▸ **Task details**:
Reproduce all the entries precisely.

## begin Recorded data

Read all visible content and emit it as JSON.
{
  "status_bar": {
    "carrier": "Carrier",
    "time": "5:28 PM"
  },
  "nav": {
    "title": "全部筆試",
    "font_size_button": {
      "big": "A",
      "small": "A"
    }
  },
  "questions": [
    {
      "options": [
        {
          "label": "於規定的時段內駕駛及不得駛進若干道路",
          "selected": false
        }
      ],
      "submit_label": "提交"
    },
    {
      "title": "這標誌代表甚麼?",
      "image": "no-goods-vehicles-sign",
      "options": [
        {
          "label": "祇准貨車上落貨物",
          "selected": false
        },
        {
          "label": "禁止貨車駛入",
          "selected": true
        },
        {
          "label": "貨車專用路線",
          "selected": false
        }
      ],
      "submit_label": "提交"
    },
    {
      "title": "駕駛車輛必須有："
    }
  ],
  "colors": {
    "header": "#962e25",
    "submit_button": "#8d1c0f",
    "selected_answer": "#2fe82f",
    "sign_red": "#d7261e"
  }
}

## end Recorded data

▸ **Task output**:
Read all visible content and emit it as JSON.
{
  "status_bar": {
    "carrier": "Carrier",
    "time": "5:28 PM"
  },
  "nav": {
    "title": "全部筆試",
    "font_size_button": {
      "big": "A",
      "small": "A"
    }
  },
  "questions": [
    {
      "options": [
        {
          "label": "於規定的時段內駕駛及不得駛進若干道路",
          "selected": false
        }
      ],
      "submit_label": "提交"
    },
    {
      "title": "這標誌代表甚麼?",
      "image": "no-goods-vehicles-sign",
      "options": [
        {
          "label": "祇准貨車上落貨物",
          "selected": false
        },
        {
          "label": "禁止貨車駛入",
          "selected": true
        },
        {
          "label": "貨車專用路線",
          "selected": false
        }
      ],
      "submit_label": "提交"
    },
    {
      "title": "駕駛車輛必須有："
    }
  ],
  "colors": {
    "header": "#962e25",
    "submit_button": "#8d1c0f",
    "selected_answer": "#2fe82f",
    "sign_red": "#d7261e"
  }
}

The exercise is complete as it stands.